## Begin

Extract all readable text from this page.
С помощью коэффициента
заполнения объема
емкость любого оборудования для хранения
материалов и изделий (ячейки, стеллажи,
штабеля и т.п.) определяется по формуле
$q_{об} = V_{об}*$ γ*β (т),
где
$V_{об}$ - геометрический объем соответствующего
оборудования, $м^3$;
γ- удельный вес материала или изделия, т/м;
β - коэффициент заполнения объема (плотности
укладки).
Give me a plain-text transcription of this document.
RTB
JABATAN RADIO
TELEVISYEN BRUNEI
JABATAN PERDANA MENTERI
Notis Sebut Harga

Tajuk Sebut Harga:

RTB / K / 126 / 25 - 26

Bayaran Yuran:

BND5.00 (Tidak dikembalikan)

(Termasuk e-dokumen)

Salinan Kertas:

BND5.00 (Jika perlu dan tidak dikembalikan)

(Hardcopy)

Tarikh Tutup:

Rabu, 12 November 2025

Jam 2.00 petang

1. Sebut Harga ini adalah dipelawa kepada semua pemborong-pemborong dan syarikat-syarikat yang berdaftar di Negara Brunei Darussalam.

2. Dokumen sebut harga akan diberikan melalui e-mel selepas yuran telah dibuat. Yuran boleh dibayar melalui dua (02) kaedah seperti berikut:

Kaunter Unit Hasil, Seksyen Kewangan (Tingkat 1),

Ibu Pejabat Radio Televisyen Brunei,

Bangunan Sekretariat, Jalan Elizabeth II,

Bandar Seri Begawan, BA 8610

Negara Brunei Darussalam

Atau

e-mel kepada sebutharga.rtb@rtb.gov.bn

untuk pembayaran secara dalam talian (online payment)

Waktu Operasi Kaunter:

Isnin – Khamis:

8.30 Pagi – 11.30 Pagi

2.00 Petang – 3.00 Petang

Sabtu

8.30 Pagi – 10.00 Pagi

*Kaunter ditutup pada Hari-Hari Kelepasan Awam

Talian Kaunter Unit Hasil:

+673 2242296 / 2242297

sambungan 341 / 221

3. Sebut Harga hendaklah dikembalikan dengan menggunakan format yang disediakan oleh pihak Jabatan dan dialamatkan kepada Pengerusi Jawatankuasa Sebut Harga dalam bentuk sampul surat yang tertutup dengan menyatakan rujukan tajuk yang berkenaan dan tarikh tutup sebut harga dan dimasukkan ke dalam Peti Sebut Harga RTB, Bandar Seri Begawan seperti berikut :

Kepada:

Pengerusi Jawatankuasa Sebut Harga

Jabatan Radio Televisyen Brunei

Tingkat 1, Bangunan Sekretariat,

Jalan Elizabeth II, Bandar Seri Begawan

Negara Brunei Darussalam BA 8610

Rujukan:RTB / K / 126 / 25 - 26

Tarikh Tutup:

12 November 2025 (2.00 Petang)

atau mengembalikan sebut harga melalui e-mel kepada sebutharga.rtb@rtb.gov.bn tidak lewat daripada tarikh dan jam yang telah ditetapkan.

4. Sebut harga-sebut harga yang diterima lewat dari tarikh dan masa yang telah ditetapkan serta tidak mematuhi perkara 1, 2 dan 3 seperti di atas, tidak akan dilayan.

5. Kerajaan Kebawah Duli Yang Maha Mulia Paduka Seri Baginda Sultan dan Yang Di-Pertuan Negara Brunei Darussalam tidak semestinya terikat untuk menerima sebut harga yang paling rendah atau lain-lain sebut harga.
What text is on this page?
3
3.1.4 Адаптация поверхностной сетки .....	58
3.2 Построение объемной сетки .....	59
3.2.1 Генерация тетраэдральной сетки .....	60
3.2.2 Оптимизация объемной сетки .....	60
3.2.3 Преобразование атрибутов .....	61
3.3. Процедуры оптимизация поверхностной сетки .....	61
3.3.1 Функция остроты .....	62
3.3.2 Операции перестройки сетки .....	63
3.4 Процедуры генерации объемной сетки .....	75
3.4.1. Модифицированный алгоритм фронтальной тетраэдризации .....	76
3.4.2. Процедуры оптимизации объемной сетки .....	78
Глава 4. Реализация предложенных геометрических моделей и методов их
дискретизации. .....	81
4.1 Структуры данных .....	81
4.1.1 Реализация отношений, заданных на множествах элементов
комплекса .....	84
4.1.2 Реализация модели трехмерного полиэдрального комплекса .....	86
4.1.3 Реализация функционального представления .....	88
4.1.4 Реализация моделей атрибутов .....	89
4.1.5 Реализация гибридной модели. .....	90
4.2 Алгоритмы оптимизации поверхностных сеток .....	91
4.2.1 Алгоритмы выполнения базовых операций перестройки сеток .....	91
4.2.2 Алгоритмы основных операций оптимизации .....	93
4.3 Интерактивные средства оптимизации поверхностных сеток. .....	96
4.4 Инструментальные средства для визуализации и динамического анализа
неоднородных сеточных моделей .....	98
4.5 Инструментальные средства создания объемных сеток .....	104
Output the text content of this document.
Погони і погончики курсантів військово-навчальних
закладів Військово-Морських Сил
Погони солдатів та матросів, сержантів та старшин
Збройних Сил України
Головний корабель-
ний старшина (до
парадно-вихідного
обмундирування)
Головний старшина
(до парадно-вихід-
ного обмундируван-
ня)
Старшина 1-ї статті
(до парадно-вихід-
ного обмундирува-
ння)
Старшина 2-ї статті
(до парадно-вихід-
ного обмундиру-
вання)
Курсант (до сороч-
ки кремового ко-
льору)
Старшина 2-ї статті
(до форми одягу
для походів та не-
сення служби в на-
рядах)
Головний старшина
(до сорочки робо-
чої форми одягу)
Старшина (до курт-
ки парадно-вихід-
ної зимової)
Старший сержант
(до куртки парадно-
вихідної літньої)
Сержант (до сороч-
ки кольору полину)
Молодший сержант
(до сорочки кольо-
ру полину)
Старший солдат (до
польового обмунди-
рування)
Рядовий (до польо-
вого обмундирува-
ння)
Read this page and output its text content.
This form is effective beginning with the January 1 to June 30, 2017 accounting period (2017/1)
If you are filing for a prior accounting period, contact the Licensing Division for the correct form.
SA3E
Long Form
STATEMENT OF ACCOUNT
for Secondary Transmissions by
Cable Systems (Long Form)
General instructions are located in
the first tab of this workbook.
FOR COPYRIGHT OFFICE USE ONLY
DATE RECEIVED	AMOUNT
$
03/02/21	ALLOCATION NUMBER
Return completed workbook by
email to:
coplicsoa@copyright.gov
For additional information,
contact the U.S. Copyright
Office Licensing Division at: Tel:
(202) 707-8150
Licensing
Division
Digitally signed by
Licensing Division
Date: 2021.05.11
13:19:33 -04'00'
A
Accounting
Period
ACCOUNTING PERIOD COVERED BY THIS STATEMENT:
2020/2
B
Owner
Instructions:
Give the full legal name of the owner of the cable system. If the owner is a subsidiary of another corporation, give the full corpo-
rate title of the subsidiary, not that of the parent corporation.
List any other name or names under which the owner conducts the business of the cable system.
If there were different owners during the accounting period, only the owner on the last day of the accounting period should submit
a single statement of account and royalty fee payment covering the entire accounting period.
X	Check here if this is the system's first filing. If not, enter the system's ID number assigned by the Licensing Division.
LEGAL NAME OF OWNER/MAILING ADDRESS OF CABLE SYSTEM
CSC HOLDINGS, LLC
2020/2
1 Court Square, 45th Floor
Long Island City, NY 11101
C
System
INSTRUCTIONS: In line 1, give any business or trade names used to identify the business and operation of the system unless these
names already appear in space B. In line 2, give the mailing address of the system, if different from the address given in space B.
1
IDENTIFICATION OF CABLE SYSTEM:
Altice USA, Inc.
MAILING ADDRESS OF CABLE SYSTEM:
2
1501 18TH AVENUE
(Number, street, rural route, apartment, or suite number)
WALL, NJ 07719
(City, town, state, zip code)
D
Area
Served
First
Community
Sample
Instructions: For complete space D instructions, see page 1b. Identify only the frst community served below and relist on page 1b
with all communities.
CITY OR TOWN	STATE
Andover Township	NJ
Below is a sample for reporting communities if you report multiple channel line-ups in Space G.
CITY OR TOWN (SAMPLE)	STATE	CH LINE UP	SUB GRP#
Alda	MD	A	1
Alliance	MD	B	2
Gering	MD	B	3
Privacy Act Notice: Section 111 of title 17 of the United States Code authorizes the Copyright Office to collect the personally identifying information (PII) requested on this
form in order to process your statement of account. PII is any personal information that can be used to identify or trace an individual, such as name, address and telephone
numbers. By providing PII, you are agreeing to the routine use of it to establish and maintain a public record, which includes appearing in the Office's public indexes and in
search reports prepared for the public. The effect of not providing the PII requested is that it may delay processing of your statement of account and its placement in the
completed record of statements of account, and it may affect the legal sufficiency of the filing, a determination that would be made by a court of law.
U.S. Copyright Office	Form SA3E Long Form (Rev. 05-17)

## End

_Exercise details_. Check every line of the records above for the string "Hasil" and say how many contain it, giving the number alone.

_Written solution_. 2